* TASK DETAILS *
Collect the lines of the entries where "Management" shows up.

___ GIVEN RECORDS

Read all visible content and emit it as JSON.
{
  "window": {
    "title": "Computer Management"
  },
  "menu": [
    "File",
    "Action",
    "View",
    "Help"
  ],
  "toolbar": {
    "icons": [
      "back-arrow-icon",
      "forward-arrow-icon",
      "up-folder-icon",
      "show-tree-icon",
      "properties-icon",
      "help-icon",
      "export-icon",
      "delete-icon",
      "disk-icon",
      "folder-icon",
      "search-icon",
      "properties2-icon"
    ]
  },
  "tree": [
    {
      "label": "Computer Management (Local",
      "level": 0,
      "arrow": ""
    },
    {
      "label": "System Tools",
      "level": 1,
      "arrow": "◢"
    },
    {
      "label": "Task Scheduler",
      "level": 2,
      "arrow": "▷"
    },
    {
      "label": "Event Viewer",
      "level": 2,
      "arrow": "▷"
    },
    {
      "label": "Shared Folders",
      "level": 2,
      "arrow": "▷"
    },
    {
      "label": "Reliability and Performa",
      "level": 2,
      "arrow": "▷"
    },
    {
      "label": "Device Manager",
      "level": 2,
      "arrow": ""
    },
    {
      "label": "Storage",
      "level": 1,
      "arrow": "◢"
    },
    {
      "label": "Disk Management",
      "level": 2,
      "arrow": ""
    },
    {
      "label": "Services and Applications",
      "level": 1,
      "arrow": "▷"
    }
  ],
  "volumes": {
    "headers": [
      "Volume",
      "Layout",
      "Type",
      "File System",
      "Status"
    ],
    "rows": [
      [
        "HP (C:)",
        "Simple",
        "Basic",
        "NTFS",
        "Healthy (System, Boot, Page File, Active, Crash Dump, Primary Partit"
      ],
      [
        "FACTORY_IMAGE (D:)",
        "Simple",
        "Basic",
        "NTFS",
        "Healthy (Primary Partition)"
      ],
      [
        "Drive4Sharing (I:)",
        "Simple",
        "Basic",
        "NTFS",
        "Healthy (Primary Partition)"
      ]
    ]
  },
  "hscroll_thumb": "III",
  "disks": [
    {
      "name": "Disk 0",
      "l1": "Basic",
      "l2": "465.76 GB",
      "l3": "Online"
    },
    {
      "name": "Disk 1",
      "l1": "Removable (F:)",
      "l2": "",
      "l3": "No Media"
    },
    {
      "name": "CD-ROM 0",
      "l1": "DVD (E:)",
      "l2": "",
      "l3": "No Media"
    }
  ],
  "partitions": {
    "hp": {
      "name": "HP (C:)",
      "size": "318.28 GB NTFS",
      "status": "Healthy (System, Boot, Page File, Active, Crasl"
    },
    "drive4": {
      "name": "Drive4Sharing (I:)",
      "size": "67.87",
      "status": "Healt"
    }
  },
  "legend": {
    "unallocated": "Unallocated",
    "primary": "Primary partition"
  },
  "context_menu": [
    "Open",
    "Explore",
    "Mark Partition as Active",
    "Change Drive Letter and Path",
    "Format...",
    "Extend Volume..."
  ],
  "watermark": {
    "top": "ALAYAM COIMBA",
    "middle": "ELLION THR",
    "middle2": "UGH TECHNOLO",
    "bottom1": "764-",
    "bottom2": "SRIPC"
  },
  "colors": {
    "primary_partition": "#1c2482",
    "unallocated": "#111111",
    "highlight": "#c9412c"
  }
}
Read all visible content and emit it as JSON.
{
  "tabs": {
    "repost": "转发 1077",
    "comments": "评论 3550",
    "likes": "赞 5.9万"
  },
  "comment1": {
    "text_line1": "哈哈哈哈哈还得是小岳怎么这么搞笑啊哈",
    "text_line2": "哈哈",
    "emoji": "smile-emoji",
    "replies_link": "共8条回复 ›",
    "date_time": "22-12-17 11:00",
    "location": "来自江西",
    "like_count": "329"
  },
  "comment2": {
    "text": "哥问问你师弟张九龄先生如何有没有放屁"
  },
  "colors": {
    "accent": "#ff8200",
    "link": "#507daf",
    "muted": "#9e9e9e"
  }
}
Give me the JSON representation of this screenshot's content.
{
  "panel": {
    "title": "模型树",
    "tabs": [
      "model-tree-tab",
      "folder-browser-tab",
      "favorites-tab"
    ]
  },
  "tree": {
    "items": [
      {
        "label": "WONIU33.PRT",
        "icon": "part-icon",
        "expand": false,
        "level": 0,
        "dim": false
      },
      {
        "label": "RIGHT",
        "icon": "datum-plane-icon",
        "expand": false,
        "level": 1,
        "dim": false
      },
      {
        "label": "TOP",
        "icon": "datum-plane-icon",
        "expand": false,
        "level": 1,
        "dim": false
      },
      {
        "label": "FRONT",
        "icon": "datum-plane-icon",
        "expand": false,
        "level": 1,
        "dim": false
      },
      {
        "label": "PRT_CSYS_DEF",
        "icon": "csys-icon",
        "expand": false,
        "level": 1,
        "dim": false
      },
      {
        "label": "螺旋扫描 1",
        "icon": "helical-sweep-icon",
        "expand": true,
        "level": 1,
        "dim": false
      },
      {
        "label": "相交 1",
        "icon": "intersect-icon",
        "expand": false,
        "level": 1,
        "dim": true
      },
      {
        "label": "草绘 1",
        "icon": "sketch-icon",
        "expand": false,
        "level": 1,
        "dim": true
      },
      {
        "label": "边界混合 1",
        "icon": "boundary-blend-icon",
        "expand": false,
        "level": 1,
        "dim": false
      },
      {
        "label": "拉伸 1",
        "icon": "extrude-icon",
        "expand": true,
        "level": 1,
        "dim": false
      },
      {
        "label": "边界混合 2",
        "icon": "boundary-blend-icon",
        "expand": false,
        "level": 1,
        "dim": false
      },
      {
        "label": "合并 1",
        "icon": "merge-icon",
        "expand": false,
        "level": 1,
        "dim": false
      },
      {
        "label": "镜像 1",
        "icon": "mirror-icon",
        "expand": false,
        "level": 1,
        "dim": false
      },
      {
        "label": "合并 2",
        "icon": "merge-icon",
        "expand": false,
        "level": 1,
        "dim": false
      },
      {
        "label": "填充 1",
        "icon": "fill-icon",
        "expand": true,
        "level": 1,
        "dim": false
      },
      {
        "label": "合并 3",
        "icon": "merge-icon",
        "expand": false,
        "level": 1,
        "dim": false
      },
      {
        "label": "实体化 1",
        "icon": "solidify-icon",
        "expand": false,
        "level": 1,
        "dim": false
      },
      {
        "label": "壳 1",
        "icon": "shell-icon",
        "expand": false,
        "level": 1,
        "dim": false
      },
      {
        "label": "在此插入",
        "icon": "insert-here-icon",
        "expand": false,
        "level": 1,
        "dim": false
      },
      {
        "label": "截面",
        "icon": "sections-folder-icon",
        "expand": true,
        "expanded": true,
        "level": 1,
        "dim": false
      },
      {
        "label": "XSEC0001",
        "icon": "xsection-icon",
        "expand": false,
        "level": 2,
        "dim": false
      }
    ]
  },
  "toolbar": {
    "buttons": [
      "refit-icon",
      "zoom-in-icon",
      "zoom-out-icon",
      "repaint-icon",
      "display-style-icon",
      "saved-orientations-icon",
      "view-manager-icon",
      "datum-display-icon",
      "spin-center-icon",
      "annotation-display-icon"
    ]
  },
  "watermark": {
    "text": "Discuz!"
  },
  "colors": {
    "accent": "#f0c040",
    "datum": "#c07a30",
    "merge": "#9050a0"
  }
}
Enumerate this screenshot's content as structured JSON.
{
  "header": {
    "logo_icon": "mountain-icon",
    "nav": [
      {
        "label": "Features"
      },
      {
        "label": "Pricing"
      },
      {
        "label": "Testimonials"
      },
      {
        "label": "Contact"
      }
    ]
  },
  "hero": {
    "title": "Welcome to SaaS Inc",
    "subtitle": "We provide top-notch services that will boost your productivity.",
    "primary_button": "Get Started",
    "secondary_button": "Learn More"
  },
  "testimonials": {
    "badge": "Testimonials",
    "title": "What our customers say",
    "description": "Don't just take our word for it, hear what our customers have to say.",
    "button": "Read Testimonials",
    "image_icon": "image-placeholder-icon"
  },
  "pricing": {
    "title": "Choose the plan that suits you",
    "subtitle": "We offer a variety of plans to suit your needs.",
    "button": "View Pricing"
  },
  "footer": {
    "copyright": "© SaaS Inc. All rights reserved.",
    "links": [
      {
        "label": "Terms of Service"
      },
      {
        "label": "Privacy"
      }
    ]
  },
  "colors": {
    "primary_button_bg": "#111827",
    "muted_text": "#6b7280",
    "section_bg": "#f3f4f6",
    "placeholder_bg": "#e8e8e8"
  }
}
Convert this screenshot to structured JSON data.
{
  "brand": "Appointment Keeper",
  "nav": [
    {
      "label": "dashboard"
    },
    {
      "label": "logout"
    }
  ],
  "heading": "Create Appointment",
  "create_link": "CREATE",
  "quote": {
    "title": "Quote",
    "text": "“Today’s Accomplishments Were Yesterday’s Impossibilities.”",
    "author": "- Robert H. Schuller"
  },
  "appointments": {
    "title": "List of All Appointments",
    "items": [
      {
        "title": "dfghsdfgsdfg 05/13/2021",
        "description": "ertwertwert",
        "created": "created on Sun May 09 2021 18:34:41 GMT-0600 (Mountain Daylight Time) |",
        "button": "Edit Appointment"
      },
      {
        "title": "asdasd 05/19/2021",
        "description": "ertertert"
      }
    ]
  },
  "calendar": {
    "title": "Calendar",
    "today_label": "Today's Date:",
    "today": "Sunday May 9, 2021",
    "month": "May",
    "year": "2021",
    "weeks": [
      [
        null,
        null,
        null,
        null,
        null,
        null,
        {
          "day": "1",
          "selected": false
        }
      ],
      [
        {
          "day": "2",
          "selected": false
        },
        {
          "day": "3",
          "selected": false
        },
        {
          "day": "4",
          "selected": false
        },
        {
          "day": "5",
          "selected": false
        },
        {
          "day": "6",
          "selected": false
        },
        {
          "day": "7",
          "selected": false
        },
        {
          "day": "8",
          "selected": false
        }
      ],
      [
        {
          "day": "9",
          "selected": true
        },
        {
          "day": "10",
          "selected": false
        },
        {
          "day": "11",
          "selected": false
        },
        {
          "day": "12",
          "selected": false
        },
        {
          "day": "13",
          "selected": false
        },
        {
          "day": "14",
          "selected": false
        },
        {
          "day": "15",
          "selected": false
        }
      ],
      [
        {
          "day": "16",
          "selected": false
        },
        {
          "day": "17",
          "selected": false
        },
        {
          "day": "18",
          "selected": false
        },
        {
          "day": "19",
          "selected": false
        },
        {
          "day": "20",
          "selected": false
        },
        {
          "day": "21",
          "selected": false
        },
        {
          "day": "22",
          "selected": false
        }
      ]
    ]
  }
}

______

* FINISHED EXERCISE *
    "title": "Computer Management"
      "label": "Computer Management (Local",
      "label": "Disk Management",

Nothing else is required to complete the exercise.